GIVEN INSTRUCTION
Entries follow. Set all of them down as they stand.

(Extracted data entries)
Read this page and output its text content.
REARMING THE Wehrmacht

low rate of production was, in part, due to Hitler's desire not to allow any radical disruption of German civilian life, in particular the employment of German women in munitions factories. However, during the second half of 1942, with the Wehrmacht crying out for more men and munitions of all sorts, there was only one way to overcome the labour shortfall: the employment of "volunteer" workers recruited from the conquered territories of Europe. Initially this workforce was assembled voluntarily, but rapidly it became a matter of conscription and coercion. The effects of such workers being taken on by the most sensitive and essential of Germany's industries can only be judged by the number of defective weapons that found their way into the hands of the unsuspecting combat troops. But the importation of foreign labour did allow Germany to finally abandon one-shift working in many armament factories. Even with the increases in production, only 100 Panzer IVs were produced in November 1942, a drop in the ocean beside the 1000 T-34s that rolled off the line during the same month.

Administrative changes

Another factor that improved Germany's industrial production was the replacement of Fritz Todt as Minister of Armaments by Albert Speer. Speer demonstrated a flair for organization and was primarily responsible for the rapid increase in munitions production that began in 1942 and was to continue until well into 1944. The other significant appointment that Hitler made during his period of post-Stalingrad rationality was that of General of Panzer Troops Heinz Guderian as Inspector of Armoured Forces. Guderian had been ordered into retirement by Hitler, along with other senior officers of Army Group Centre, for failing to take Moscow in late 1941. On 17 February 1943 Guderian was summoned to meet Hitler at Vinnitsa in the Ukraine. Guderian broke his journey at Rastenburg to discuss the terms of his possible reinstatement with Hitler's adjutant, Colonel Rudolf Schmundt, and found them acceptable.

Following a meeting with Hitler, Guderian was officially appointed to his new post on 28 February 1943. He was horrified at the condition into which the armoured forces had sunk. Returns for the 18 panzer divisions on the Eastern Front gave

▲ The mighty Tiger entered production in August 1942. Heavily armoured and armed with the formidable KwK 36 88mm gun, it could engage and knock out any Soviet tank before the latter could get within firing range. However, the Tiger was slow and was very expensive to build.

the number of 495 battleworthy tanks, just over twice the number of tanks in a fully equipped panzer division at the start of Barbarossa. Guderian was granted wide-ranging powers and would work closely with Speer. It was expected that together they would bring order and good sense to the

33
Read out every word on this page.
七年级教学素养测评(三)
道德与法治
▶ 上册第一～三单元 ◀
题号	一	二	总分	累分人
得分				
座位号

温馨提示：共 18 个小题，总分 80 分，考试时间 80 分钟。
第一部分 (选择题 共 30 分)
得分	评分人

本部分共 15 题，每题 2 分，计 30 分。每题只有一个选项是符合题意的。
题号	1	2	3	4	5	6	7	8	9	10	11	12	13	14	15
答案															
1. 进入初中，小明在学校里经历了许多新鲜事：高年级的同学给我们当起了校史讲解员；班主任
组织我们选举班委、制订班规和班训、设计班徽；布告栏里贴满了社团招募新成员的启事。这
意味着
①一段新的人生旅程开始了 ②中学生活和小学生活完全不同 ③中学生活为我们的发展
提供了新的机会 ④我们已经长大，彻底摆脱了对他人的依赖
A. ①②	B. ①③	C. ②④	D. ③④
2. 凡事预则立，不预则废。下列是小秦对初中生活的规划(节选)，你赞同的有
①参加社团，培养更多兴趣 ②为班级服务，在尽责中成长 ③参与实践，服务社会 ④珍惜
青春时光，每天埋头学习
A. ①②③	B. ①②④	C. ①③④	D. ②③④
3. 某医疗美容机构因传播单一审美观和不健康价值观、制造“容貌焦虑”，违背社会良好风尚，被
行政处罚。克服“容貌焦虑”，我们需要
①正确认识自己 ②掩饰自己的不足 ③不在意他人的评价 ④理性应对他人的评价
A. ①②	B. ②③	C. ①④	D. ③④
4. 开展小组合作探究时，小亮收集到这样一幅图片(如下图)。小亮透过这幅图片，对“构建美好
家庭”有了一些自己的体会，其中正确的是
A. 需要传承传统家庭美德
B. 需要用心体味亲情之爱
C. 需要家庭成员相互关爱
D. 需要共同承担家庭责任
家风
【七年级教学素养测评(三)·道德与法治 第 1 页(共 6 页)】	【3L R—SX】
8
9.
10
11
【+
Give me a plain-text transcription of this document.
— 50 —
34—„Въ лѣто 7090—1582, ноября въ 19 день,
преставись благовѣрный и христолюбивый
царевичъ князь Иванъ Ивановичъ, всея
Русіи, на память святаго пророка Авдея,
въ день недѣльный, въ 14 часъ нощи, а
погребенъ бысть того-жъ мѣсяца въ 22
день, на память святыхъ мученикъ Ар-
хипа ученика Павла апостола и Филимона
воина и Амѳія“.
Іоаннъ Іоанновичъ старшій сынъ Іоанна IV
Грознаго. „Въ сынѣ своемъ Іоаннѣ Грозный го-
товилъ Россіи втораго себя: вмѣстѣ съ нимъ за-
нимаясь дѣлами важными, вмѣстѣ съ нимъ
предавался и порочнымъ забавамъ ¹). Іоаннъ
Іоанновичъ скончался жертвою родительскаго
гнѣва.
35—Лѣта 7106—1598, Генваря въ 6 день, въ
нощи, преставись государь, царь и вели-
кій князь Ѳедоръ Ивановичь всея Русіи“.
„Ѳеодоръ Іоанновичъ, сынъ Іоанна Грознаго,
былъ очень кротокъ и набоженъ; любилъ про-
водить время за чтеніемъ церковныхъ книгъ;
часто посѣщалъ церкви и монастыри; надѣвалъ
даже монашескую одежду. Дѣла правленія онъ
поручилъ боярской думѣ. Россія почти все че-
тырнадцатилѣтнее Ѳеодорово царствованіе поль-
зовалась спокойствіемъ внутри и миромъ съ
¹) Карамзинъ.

WRITTEN SOLUTION
Read this page and output its text content.
REARMING THE Wehrmacht

low rate of production was, in part, due to Hitler's desire not to allow any radical disruption of German civilian life, in particular the employment of German women in munitions factories. However, during the second half of 1942, with the Wehrmacht crying out for more men and munitions of all sorts, there was only one way to overcome the labour shortfall: the employment of "volunteer" workers recruited from the conquered territories of Europe. Initially this workforce was assembled voluntarily, but rapidly it became a matter of conscription and coercion. The effects of such workers being taken on by the most sensitive and essential of Germany's industries can only be judged by the number of defective weapons that found their way into the hands of the unsuspecting combat troops. But the importation of foreign labour did allow Germany to finally abandon one-shift working in many armament factories. Even with the increases in production, only 100 Panzer IVs were produced in November 1942, a drop in the ocean beside the 1000 T-34s that rolled off the line during the same month.

Administrative changes

Another factor that improved Germany's industrial production was the replacement of Fritz Todt as Minister of Armaments by Albert Speer. Speer demonstrated a flair for organization and was primarily responsible for the rapid increase in munitions production that began in 1942 and was to continue until well into 1944. The other significant appointment that Hitler made during his period of post-Stalingrad rationality was that of General of Panzer Troops Heinz Guderian as Inspector of Armoured Forces. Guderian had been ordered into retirement by Hitler, along with other senior officers of Army Group Centre, for failing to take Moscow in late 1941. On 17 February 1943 Guderian was summoned to meet Hitler at Vinnitsa in the Ukraine. Guderian broke his journey at Rastenburg to discuss the terms of his possible reinstatement with Hitler's adjutant, Colonel Rudolf Schmundt, and found them acceptable.

Following a meeting with Hitler, Guderian was officially appointed to his new post on 28 February 1943. He was horrified at the condition into which the armoured forces had sunk. Returns for the 18 panzer divisions on the Eastern Front gave

▲ The mighty Tiger entered production in August 1942. Heavily armoured and armed with the formidable KwK 36 88mm gun, it could engage and knock out any Soviet tank before the latter could get within firing range. However, the Tiger was slow and was very expensive to build.

the number of 495 battleworthy tanks, just over twice the number of tanks in a fully equipped panzer division at the start of Barbarossa. Guderian was granted wide-ranging powers and would work closely with Speer. It was expected that together they would bring order and good sense to the

33
Read out every word on this page.
七年级教学素养测评(三)
道德与法治
▶ 上册第一～三单元 ◀
题号	一	二	总分	累分人
得分				
座位号

温馨提示：共 18 个小题，总分 80 分，考试时间 80 分钟。
第一部分 (选择题 共 30 分)
得分	评分人

本部分共 15 题，每题 2 分，计 30 分。每题只有一个选项是符合题意的。
题号	1	2	3	4	5	6	7	8	9	10	11	12	13	14	15
答案															
1. 进入初中，小明在学校里经历了许多新鲜事：高年级的同学给我们当起了校史讲解员；班主任
组织我们选举班委、制订班规和班训、设计班徽；布告栏里贴满了社团招募新成员的启事。这
意味着
①一段新的人生旅程开始了 ②中学生活和小学生活完全不同 ③中学生活为我们的发展
提供了新的机会 ④我们已经长大，彻底摆脱了对他人的依赖
A. ①②	B. ①③	C. ②④	D. ③④
2. 凡事预则立，不预则废。下列是小秦对初中生活的规划(节选)，你赞同的有
①参加社团，培养更多兴趣 ②为班级服务，在尽责中成长 ③参与实践，服务社会 ④珍惜
青春时光，每天埋头学习
A. ①②③	B. ①②④	C. ①③④	D. ②③④
3. 某医疗美容机构因传播单一审美观和不健康价值观、制造“容貌焦虑”，违背社会良好风尚，被
行政处罚。克服“容貌焦虑”，我们需要
①正确认识自己 ②掩饰自己的不足 ③不在意他人的评价 ④理性应对他人的评价
A. ①②	B. ②③	C. ①④	D. ③④
4. 开展小组合作探究时，小亮收集到这样一幅图片(如下图)。小亮透过这幅图片，对“构建美好
家庭”有了一些自己的体会，其中正确的是
A. 需要传承传统家庭美德
B. 需要用心体味亲情之爱
C. 需要家庭成员相互关爱
D. 需要共同承担家庭责任
家风
【七年级教学素养测评(三)·道德与法治 第 1 页(共 6 页)】	【3L R—SX】
8
9.
10
11
【+
Give me a plain-text transcription of this document.
— 50 —
34—„Въ лѣто 7090—1582, ноября въ 19 день,
преставись благовѣрный и христолюбивый
царевичъ князь Иванъ Ивановичъ, всея
Русіи, на память святаго пророка Авдея,
въ день недѣльный, въ 14 часъ нощи, а
погребенъ бысть того-жъ мѣсяца въ 22
день, на память святыхъ мученикъ Ар-
хипа ученика Павла апостола и Филимона
воина и Амѳія“.
Іоаннъ Іоанновичъ старшій сынъ Іоанна IV
Грознаго. „Въ сынѣ своемъ Іоаннѣ Грозный го-
товилъ Россіи втораго себя: вмѣстѣ съ нимъ за-
нимаясь дѣлами важными, вмѣстѣ съ нимъ
предавался и порочнымъ забавамъ ¹). Іоаннъ
Іоанновичъ скончался жертвою родительскаго
гнѣва.
35—Лѣта 7106—1598, Генваря въ 6 день, въ
нощи, преставись государь, царь и вели-
кій князь Ѳедоръ Ивановичь всея Русіи“.
„Ѳеодоръ Іоанновичъ, сынъ Іоанна Грознаго,
былъ очень кротокъ и набоженъ; любилъ про-
водить время за чтеніемъ церковныхъ книгъ;
часто посѣщалъ церкви и монастыри; надѣвалъ
даже монашескую одежду. Дѣла правленія онъ
поручилъ боярской думѣ. Россія почти все че-
тырнадцатилѣтнее Ѳеодорово царствованіе поль-
зовалась спокойствіемъ внутри и миромъ съ
¹) Карамзинъ.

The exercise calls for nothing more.